++++ Extracted data ++++

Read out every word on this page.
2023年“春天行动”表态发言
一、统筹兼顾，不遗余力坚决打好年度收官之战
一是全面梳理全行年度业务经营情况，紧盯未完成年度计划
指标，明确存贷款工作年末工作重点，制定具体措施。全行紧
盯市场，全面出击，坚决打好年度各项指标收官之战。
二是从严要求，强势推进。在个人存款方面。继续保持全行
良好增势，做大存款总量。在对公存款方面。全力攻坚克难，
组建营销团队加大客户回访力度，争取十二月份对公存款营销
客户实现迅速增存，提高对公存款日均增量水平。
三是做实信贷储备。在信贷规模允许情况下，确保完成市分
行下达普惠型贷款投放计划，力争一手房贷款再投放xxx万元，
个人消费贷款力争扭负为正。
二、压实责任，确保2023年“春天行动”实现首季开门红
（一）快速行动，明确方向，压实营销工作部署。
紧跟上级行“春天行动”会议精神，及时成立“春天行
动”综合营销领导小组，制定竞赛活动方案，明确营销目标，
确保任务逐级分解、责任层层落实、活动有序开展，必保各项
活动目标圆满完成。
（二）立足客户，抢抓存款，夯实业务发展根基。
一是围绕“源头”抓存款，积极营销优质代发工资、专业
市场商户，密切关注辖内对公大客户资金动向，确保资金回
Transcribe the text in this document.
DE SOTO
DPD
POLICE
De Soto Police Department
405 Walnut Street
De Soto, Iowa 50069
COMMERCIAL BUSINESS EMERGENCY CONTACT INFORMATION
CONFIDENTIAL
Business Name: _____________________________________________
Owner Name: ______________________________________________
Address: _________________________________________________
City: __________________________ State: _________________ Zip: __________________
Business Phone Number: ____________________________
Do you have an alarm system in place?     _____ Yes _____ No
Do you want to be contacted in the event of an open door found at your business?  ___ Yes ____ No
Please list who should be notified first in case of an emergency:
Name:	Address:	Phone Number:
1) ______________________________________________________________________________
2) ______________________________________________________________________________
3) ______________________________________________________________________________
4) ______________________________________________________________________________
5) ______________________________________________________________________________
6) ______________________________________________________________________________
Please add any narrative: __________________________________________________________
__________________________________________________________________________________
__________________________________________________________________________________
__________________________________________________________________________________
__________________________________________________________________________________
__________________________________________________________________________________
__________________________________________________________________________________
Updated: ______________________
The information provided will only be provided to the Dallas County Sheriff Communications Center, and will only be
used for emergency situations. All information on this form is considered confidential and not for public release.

++++

## What is expected
Copy out the lines in which the string "Please" appears.

## Reply
Please list who should be notified first in case of an emergency:
Please add any narrative: __________________________________________________________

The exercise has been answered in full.